§ Your goal
Find each line with the string "uszkodzeń" and report it.

§ Material shown
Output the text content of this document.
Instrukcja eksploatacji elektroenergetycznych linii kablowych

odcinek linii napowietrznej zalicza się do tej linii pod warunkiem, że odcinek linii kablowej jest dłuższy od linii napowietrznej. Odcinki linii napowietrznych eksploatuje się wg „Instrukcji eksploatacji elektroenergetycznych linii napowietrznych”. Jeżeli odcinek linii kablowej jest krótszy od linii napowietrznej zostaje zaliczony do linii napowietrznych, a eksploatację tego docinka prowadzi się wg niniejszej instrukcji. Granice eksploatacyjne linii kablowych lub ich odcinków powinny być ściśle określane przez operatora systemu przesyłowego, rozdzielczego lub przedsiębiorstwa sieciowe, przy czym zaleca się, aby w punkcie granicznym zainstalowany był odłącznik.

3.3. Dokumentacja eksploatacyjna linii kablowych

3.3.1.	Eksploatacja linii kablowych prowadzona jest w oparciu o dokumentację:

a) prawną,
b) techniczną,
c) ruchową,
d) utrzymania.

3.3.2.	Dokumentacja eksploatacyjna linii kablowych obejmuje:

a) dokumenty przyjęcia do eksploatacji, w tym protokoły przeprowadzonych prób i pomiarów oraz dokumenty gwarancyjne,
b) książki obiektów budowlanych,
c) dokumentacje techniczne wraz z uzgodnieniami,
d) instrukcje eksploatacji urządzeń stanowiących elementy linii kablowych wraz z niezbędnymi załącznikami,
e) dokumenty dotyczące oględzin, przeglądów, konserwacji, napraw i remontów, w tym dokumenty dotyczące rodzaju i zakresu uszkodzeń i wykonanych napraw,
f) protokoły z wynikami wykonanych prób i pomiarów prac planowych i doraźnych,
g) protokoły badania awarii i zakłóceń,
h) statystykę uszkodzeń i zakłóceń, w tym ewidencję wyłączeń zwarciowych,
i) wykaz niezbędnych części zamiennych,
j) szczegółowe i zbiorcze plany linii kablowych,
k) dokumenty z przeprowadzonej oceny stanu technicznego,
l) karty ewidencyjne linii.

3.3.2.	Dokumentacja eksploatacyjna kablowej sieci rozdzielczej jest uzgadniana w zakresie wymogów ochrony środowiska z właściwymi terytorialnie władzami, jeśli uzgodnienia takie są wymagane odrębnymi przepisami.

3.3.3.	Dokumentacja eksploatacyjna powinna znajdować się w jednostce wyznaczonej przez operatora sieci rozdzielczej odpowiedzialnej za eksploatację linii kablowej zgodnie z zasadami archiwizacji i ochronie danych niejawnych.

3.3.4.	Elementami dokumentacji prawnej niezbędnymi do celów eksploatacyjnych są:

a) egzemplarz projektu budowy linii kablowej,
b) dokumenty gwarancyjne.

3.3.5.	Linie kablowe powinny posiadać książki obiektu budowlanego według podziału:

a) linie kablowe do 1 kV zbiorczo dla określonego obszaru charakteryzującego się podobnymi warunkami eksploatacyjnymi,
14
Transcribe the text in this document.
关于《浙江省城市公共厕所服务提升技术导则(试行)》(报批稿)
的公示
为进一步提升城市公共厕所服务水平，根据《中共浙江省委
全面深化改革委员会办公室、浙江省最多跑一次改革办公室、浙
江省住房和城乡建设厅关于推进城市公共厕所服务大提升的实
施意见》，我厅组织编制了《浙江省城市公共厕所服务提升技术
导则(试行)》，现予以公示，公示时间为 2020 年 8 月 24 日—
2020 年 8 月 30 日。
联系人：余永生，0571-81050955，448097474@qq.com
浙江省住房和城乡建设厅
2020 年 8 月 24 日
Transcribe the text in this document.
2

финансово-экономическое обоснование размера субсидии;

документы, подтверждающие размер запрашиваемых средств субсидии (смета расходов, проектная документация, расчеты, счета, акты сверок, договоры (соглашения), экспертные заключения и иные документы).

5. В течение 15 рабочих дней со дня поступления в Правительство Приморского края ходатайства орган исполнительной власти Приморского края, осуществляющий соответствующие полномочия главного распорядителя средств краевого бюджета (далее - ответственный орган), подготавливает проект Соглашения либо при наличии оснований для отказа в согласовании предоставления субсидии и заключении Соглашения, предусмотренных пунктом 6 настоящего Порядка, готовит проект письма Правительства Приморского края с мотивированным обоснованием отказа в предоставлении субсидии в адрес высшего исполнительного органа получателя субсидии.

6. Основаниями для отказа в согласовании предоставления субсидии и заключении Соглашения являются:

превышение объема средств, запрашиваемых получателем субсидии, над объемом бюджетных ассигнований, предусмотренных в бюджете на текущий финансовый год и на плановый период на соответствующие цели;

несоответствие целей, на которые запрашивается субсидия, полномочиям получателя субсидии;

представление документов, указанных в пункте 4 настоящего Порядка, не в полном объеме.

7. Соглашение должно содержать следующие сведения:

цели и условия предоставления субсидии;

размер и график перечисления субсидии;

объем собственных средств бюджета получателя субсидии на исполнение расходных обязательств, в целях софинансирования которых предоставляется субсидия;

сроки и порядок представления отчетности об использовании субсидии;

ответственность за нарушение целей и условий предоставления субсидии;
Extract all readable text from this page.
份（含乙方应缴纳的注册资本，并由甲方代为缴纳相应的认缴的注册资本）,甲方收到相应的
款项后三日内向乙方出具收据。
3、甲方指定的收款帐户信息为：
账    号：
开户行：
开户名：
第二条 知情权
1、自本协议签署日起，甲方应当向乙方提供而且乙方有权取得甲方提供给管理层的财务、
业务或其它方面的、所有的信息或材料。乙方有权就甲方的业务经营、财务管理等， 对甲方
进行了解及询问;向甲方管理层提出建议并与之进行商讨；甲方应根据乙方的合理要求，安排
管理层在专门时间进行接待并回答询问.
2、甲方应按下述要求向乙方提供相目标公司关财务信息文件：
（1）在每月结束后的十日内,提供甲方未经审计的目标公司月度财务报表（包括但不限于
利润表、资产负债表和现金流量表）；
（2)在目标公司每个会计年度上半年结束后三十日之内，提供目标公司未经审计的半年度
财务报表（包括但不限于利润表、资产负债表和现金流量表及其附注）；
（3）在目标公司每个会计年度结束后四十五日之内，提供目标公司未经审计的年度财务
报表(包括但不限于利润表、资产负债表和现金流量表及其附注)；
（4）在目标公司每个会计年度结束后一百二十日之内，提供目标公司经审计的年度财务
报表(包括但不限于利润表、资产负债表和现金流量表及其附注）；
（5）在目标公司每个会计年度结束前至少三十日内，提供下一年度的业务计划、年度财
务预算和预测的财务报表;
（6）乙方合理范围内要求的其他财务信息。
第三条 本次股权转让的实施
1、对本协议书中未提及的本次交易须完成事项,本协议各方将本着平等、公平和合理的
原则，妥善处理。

§ Correct response
e) dokumenty dotyczące oględzin, przeglądów, konserwacji, napraw i remontów, w tym dokumenty dotyczące rodzaju i zakresu uszkodzeń i wykonanych napraw,
h) statystykę uszkodzeń i zakłóceń, w tym ewidencję wyłączeń zwarciowych,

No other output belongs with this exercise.